Pick out the lines containing "content".

### [Source data]

▽

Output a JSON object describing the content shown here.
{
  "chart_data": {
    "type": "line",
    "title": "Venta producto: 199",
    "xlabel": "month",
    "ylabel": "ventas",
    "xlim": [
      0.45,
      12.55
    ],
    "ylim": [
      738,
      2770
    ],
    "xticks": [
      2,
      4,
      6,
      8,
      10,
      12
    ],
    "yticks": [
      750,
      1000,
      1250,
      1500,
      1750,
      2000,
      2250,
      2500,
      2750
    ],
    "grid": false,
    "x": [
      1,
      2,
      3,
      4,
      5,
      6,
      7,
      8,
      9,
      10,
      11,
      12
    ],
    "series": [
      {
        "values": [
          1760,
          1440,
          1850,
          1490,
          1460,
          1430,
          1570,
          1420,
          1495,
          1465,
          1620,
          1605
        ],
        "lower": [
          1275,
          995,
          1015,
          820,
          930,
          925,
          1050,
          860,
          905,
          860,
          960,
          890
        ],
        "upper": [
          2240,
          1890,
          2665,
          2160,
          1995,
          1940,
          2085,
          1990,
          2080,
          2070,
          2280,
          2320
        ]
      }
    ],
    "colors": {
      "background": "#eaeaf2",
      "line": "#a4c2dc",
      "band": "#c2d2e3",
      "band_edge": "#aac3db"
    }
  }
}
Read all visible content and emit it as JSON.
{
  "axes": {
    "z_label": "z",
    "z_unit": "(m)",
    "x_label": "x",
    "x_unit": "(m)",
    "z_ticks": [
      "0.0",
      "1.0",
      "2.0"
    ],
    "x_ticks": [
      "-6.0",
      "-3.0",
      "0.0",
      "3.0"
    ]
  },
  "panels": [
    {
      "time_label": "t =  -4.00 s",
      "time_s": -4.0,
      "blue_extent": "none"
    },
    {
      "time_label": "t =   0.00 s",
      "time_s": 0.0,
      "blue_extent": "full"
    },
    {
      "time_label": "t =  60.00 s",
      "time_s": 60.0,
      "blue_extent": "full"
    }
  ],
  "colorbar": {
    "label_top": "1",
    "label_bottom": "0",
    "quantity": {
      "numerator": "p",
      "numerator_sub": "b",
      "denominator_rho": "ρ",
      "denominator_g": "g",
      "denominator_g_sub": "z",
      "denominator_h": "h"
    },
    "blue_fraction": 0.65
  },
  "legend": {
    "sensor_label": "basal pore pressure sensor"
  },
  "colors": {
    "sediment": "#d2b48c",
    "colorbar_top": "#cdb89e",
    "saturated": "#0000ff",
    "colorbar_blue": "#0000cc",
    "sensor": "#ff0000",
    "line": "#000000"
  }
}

△

### [Response for this exercise]
Output a JSON object describing the content shown here.
Read all visible content and emit it as JSON.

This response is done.